Problem description:
Select and copy out every line in the records containing "Creative".

Raw data:
________________________
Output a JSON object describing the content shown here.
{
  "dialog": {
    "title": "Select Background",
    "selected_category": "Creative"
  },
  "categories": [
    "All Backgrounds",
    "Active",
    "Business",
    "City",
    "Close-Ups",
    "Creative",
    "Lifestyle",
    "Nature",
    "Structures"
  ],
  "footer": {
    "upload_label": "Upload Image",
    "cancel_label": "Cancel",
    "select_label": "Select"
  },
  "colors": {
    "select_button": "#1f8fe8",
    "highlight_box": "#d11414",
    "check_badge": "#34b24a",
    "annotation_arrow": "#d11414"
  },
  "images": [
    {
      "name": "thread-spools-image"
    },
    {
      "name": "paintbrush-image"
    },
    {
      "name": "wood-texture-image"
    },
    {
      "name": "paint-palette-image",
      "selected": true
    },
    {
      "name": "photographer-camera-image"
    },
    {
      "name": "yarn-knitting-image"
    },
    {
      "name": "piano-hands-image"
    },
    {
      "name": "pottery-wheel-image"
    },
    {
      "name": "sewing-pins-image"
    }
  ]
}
________________________
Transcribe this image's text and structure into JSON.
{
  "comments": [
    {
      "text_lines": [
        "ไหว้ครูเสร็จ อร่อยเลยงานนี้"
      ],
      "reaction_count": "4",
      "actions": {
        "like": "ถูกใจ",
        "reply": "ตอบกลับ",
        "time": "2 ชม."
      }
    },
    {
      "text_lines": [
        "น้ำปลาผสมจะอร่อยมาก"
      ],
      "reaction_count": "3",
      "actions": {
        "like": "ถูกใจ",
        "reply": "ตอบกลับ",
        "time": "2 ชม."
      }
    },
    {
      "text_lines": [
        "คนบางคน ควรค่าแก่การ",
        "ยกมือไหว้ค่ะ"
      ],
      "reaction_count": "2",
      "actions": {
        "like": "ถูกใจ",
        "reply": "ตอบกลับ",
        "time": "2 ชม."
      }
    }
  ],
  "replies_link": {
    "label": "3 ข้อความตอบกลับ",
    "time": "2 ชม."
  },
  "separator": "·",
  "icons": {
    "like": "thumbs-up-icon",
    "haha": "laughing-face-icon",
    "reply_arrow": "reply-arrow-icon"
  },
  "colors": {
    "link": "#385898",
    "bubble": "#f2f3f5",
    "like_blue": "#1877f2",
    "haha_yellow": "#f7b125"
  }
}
________________________
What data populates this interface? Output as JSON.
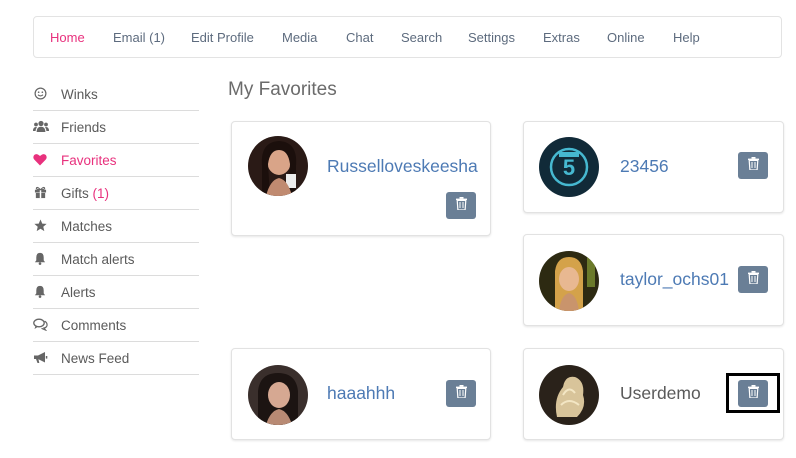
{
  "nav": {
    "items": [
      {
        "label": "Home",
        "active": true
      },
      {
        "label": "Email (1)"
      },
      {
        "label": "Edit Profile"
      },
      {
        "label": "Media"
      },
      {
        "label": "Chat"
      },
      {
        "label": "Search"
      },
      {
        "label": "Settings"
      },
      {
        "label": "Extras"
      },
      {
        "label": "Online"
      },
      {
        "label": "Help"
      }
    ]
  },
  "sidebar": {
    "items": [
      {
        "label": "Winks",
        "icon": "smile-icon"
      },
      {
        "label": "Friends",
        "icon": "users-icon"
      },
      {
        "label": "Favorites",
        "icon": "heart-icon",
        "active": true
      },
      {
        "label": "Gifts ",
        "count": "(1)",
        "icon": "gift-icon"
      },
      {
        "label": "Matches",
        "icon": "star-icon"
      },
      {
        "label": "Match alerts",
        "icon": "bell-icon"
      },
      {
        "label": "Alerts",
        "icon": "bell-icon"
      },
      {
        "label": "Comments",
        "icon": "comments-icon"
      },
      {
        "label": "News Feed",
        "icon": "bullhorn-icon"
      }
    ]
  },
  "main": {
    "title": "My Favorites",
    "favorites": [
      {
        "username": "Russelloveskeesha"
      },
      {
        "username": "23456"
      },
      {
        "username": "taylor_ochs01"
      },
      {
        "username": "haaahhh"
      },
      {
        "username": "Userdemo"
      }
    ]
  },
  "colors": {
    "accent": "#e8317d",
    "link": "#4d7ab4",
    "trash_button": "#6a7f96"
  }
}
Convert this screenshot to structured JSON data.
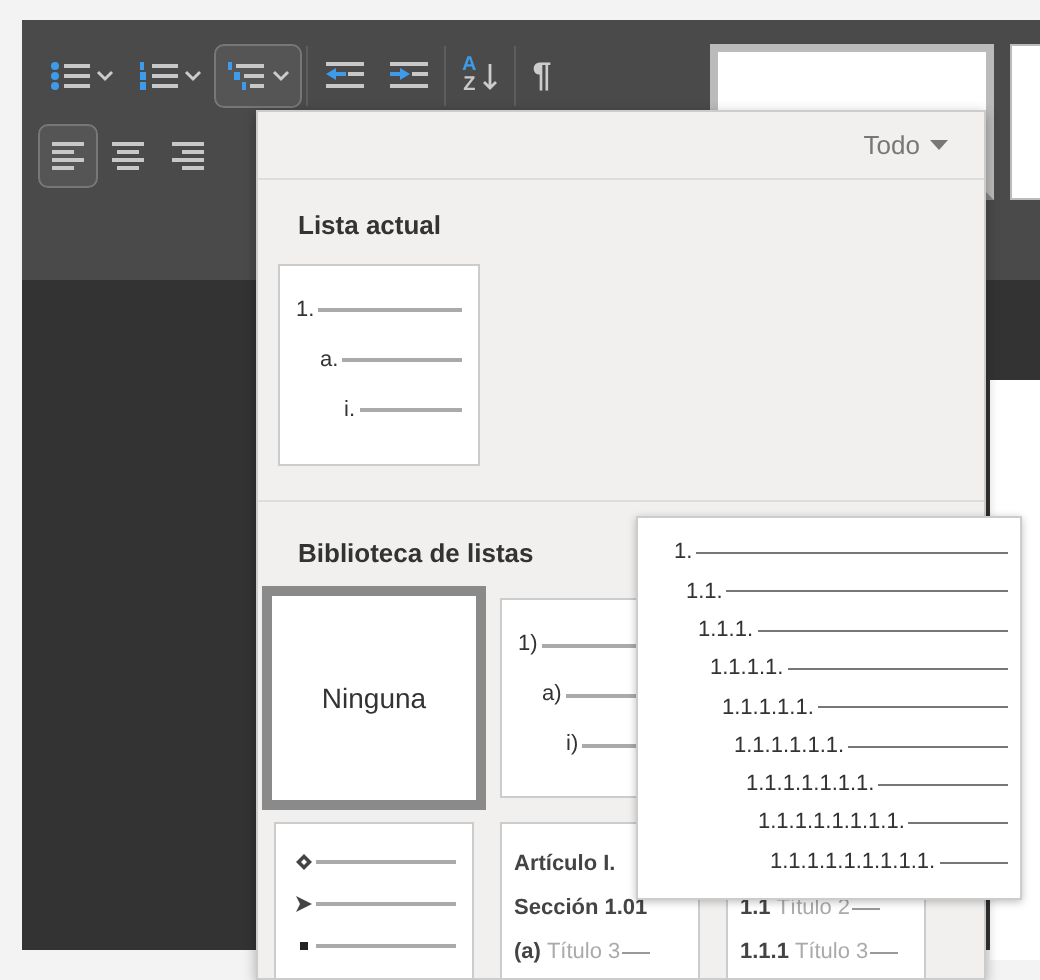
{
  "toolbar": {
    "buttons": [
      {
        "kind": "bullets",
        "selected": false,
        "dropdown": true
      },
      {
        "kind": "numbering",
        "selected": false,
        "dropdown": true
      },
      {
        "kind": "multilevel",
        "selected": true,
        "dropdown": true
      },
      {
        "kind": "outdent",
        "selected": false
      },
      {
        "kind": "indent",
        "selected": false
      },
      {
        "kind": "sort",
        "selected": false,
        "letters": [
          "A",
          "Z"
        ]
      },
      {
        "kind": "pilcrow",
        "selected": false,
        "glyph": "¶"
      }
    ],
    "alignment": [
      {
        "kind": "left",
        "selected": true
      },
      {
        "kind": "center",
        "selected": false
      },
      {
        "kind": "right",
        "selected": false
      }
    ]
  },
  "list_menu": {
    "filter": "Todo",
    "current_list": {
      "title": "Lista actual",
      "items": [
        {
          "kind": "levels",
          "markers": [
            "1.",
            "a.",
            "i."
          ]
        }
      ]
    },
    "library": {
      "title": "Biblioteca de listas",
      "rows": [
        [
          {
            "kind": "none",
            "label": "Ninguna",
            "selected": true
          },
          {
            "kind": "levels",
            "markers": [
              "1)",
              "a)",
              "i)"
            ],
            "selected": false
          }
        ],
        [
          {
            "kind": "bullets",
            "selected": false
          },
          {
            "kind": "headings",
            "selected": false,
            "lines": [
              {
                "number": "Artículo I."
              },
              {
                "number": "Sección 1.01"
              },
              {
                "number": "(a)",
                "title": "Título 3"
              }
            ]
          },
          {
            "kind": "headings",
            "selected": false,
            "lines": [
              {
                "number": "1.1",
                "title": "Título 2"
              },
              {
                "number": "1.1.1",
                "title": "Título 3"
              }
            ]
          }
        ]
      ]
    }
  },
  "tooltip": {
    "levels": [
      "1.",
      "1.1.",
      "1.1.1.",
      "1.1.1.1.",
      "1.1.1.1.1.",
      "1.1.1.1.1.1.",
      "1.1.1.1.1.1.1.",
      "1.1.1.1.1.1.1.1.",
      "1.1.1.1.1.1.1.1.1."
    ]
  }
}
________________________
Response below:
    "selected_category": "Creative"
    "Creative",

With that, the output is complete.